◆ **DATA PROVIDED**
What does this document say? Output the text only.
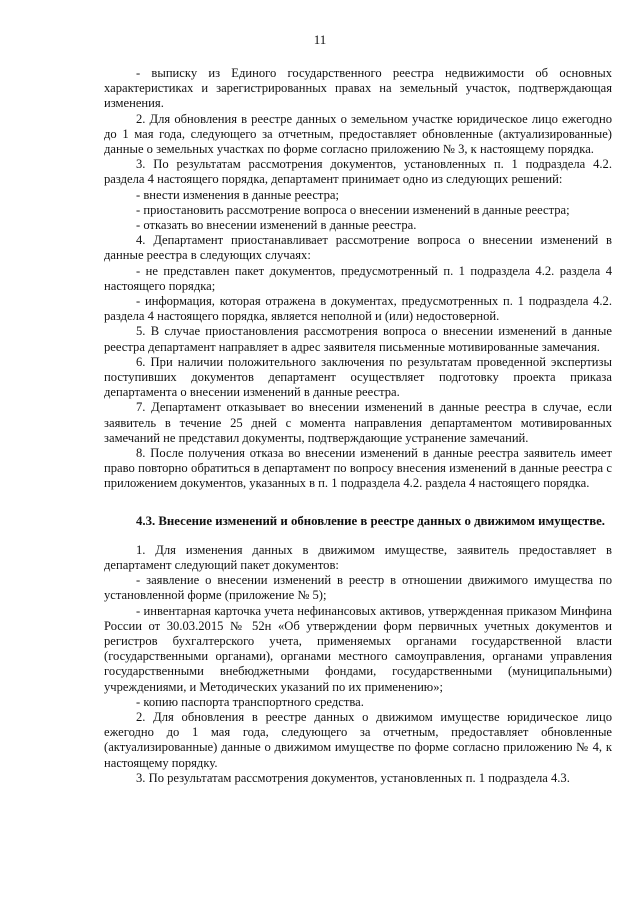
11

- выписку из Единого государственного реестра недвижимости об основных характеристиках и зарегистрированных правах на земельный участок, подтверждающая изменения.

2. Для обновления в реестре данных о земельном участке юридическое лицо ежегодно до 1 мая года, следующего за отчетным, предоставляет обновленные (актуализированные) данные о земельных участках по форме согласно приложению № 3, к настоящему порядка.

3. По результатам рассмотрения документов, установленных п. 1 подраздела 4.2. раздела 4 настоящего порядка, департамент принимает одно из следующих решений:

- внести изменения в данные реестра;

- приостановить рассмотрение вопроса о внесении изменений в данные реестра;

- отказать во внесении изменений в данные реестра.

4. Департамент приостанавливает рассмотрение вопроса о внесении изменений в данные реестра в следующих случаях:

- не представлен пакет документов, предусмотренный п. 1 подраздела 4.2. раздела 4 настоящего порядка;

- информация, которая отражена в документах, предусмотренных п. 1 подраздела 4.2. раздела 4 настоящего порядка, является неполной и (или) недостоверной.

5. В случае приостановления рассмотрения вопроса о внесении изменений в данные реестра департамент направляет в адрес заявителя письменные мотивированные замечания.

6. При наличии положительного заключения по результатам проведенной экспертизы поступивших документов департамент осуществляет подготовку проекта приказа департамента о внесении изменений в данные реестра.

7. Департамент отказывает во внесении изменений в данные реестра в случае, если заявитель в течение 25 дней с момента направления департаментом мотивированных замечаний не представил документы, подтверждающие устранение замечаний.

8. После получения отказа во внесении изменений в данные реестра заявитель имеет право повторно обратиться в департамент по вопросу внесения изменений в данные реестра с приложением документов, указанных в п. 1 подраздела 4.2. раздела 4 настоящего порядка.

4.3. Внесение изменений и обновление в реестре данных о движимом имуществе.

1. Для изменения данных в движимом имуществе, заявитель предоставляет в департамент следующий пакет документов:

- заявление о внесении изменений в реестр в отношении движимого имущества по установленной форме (приложение № 5);

- инвентарная карточка учета нефинансовых активов, утвержденная приказом Минфина России от 30.03.2015 № 52н «Об утверждении форм первичных учетных документов и регистров бухгалтерского учета, применяемых органами государственной власти (государственными органами), органами местного самоуправления, органами управления государственными внебюджетными фондами, государственными (муниципальными) учреждениями, и Методических указаний по их применению»;

- копию паспорта транспортного средства.

2. Для обновления в реестре данных о движимом имуществе юридическое лицо ежегодно до 1 мая года, следующего за отчетным, предоставляет обновленные (актуализированные) данные о движимом имуществе по форме согласно приложению № 4, к настоящему порядку.

3. По результатам рассмотрения документов, установленных п. 1 подраздела 4.3.
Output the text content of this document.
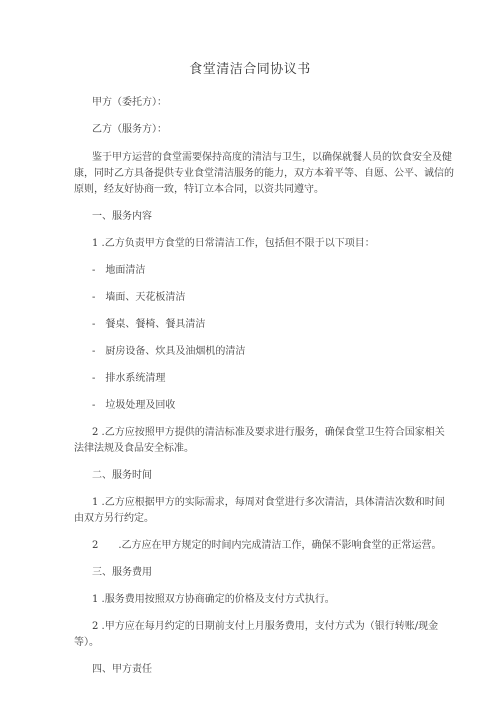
食堂清洁合同协议书
甲方（委托方）：
乙方（服务方）：
鉴于甲方运营的食堂需要保持高度的清洁与卫生，以确保就餐人员的饮食安全及健
康，同时乙方具备提供专业食堂清洁服务的能力，双方本着平等、自愿、公平、诚信的
原则，经友好协商一致，特订立本合同，以资共同遵守。
一、服务内容
1 .乙方负责甲方食堂的日常清洁工作，包括但不限于以下项目：
-　地面清洁
-　墙面、天花板清洁
-　餐桌、餐椅、餐具清洁
-　厨房设备、炊具及油烟机的清洁
-　排水系统清理
-　垃圾处理及回收
2 .乙方应按照甲方提供的清洁标准及要求进行服务，确保食堂卫生符合国家相关
法律法规及食品安全标准。
二、服务时间
1 .乙方应根据甲方的实际需求，每周对食堂进行多次清洁，具体清洁次数和时间
由双方另行约定。
2　　.乙方应在甲方规定的时间内完成清洁工作，确保不影响食堂的正常运营。
三、服务费用
1 .服务费用按照双方协商确定的价格及支付方式执行。
2 .甲方应在每月约定的日期前支付上月服务费用，支付方式为（银行转账/现金
等）。
四、甲方责任
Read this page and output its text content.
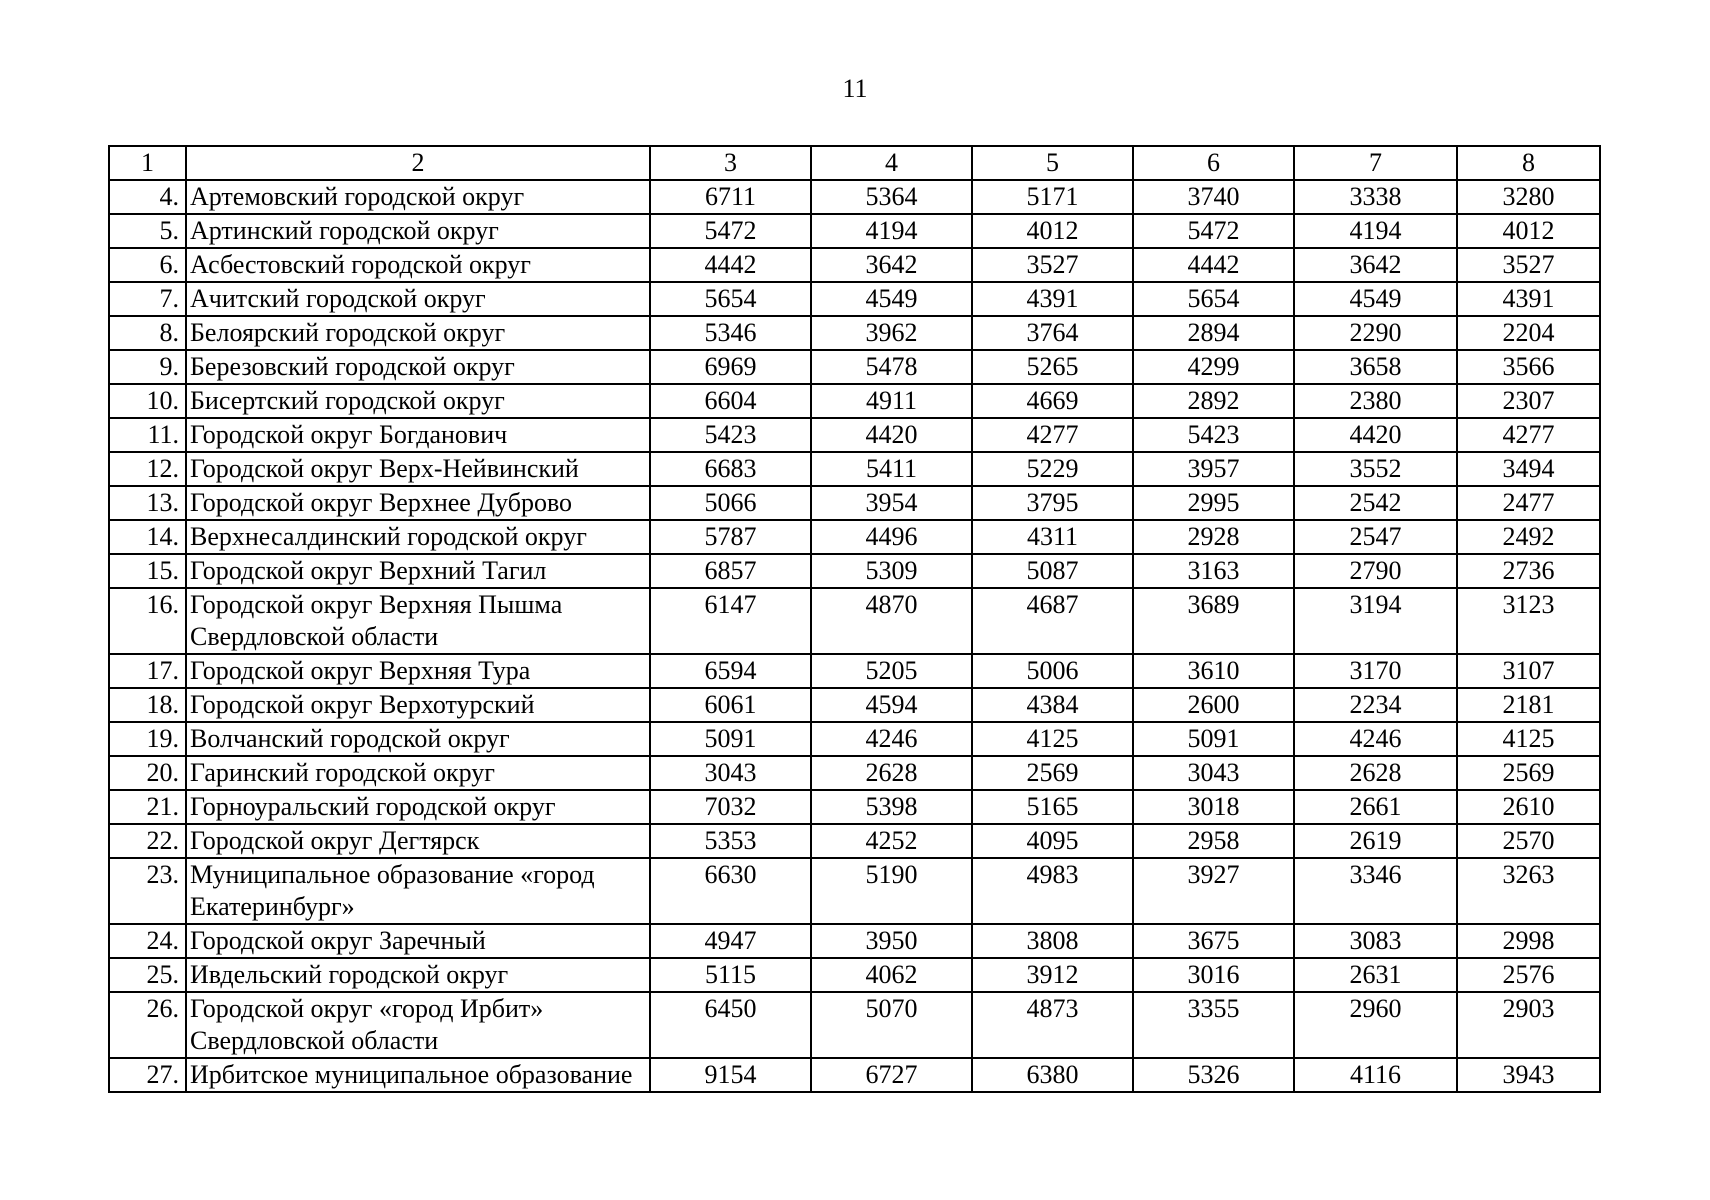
11
1	2	3	4	5	6	7	8
4.	Артемовский городской округ	6711	5364	5171	3740	3338	3280
5.	Артинский городской округ	5472	4194	4012	5472	4194	4012
6.	Асбестовский городской округ	4442	3642	3527	4442	3642	3527
7.	Ачитский городской округ	5654	4549	4391	5654	4549	4391
8.	Белоярский городской округ	5346	3962	3764	2894	2290	2204
9.	Березовский городской округ	6969	5478	5265	4299	3658	3566
10.	Бисертский городской округ	6604	4911	4669	2892	2380	2307
11.	Городской округ Богданович	5423	4420	4277	5423	4420	4277
12.	Городской округ Верх-Нейвинский	6683	5411	5229	3957	3552	3494
13.	Городской округ Верхнее Дуброво	5066	3954	3795	2995	2542	2477
14.	Верхнесалдинский городской округ	5787	4496	4311	2928	2547	2492
15.	Городской округ Верхний Тагил	6857	5309	5087	3163	2790	2736
16.	Городской округ Верхняя Пышма Свердловской области	6147	4870	4687	3689	3194	3123
17.	Городской округ Верхняя Тура	6594	5205	5006	3610	3170	3107
18.	Городской округ Верхотурский	6061	4594	4384	2600	2234	2181
19.	Волчанский городской округ	5091	4246	4125	5091	4246	4125
20.	Гаринский городской округ	3043	2628	2569	3043	2628	2569
21.	Горноуральский городской округ	7032	5398	5165	3018	2661	2610
22.	Городской округ Дегтярск	5353	4252	4095	2958	2619	2570
23.	Муниципальное образование «город Екатеринбург»	6630	5190	4983	3927	3346	3263
24.	Городской округ Заречный	4947	3950	3808	3675	3083	2998
25.	Ивдельский городской округ	5115	4062	3912	3016	2631	2576
26.	Городской округ «город Ирбит» Свердловской области	6450	5070	4873	3355	2960	2903
27.	Ирбитское муниципальное образование	9154	6727	6380	5326	4116	3943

◆ **DO THIS**
Set down every record once more, word for word, without pictures.

◆ **ANSWER TO THIS PROBLEM**
What does this document say? Output the text only.
11

- выписку из Единого государственного реестра недвижимости об основных характеристиках и зарегистрированных правах на земельный участок, подтверждающая изменения.

2. Для обновления в реестре данных о земельном участке юридическое лицо ежегодно до 1 мая года, следующего за отчетным, предоставляет обновленные (актуализированные) данные о земельных участках по форме согласно приложению № 3, к настоящему порядка.

3. По результатам рассмотрения документов, установленных п. 1 подраздела 4.2. раздела 4 настоящего порядка, департамент принимает одно из следующих решений:

- внести изменения в данные реестра;

- приостановить рассмотрение вопроса о внесении изменений в данные реестра;

- отказать во внесении изменений в данные реестра.

4. Департамент приостанавливает рассмотрение вопроса о внесении изменений в данные реестра в следующих случаях:

- не представлен пакет документов, предусмотренный п. 1 подраздела 4.2. раздела 4 настоящего порядка;

- информация, которая отражена в документах, предусмотренных п. 1 подраздела 4.2. раздела 4 настоящего порядка, является неполной и (или) недостоверной.

5. В случае приостановления рассмотрения вопроса о внесении изменений в данные реестра департамент направляет в адрес заявителя письменные мотивированные замечания.

6. При наличии положительного заключения по результатам проведенной экспертизы поступивших документов департамент осуществляет подготовку проекта приказа департамента о внесении изменений в данные реестра.

7. Департамент отказывает во внесении изменений в данные реестра в случае, если заявитель в течение 25 дней с момента направления департаментом мотивированных замечаний не представил документы, подтверждающие устранение замечаний.

8. После получения отказа во внесении изменений в данные реестра заявитель имеет право повторно обратиться в департамент по вопросу внесения изменений в данные реестра с приложением документов, указанных в п. 1 подраздела 4.2. раздела 4 настоящего порядка.

4.3. Внесение изменений и обновление в реестре данных о движимом имуществе.

1. Для изменения данных в движимом имуществе, заявитель предоставляет в департамент следующий пакет документов:

- заявление о внесении изменений в реестр в отношении движимого имущества по установленной форме (приложение № 5);

- инвентарная карточка учета нефинансовых активов, утвержденная приказом Минфина России от 30.03.2015 № 52н «Об утверждении форм первичных учетных документов и регистров бухгалтерского учета, применяемых органами государственной власти (государственными органами), органами местного самоуправления, органами управления государственными внебюджетными фондами, государственными (муниципальными) учреждениями, и Методических указаний по их применению»;

- копию паспорта транспортного средства.

2. Для обновления в реестре данных о движимом имуществе юридическое лицо ежегодно до 1 мая года, следующего за отчетным, предоставляет обновленные (актуализированные) данные о движимом имуществе по форме согласно приложению № 4, к настоящему порядку.

3. По результатам рассмотрения документов, установленных п. 1 подраздела 4.3.
Output the text content of this document.
食堂清洁合同协议书
甲方（委托方）：
乙方（服务方）：
鉴于甲方运营的食堂需要保持高度的清洁与卫生，以确保就餐人员的饮食安全及健
康，同时乙方具备提供专业食堂清洁服务的能力，双方本着平等、自愿、公平、诚信的
原则，经友好协商一致，特订立本合同，以资共同遵守。
一、服务内容
1 .乙方负责甲方食堂的日常清洁工作，包括但不限于以下项目：
-　地面清洁
-　墙面、天花板清洁
-　餐桌、餐椅、餐具清洁
-　厨房设备、炊具及油烟机的清洁
-　排水系统清理
-　垃圾处理及回收
2 .乙方应按照甲方提供的清洁标准及要求进行服务，确保食堂卫生符合国家相关
法律法规及食品安全标准。
二、服务时间
1 .乙方应根据甲方的实际需求，每周对食堂进行多次清洁，具体清洁次数和时间
由双方另行约定。
2　　.乙方应在甲方规定的时间内完成清洁工作，确保不影响食堂的正常运营。
三、服务费用
1 .服务费用按照双方协商确定的价格及支付方式执行。
2 .甲方应在每月约定的日期前支付上月服务费用，支付方式为（银行转账/现金
等）。
四、甲方责任
Read this page and output its text content.
11
1	2	3	4	5	6	7	8
4.	Артемовский городской округ	6711	5364	5171	3740	3338	3280
5.	Артинский городской округ	5472	4194	4012	5472	4194	4012
6.	Асбестовский городской округ	4442	3642	3527	4442	3642	3527
7.	Ачитский городской округ	5654	4549	4391	5654	4549	4391
8.	Белоярский городской округ	5346	3962	3764	2894	2290	2204
9.	Березовский городской округ	6969	5478	5265	4299	3658	3566
10.	Бисертский городской округ	6604	4911	4669	2892	2380	2307
11.	Городской округ Богданович	5423	4420	4277	5423	4420	4277
12.	Городской округ Верх-Нейвинский	6683	5411	5229	3957	3552	3494
13.	Городской округ Верхнее Дуброво	5066	3954	3795	2995	2542	2477
14.	Верхнесалдинский городской округ	5787	4496	4311	2928	2547	2492
15.	Городской округ Верхний Тагил	6857	5309	5087	3163	2790	2736
16.	Городской округ Верхняя Пышма Свердловской области	6147	4870	4687	3689	3194	3123
17.	Городской округ Верхняя Тура	6594	5205	5006	3610	3170	3107
18.	Городской округ Верхотурский	6061	4594	4384	2600	2234	2181
19.	Волчанский городской округ	5091	4246	4125	5091	4246	4125
20.	Гаринский городской округ	3043	2628	2569	3043	2628	2569
21.	Горноуральский городской округ	7032	5398	5165	3018	2661	2610
22.	Городской округ Дегтярск	5353	4252	4095	2958	2619	2570
23.	Муниципальное образование «город Екатеринбург»	6630	5190	4983	3927	3346	3263
24.	Городской округ Заречный	4947	3950	3808	3675	3083	2998
25.	Ивдельский городской округ	5115	4062	3912	3016	2631	2576
26.	Городской округ «город Ирбит» Свердловской области	6450	5070	4873	3355	2960	2903
27.	Ирбитское муниципальное образование	9154	6727	6380	5326	4116	3943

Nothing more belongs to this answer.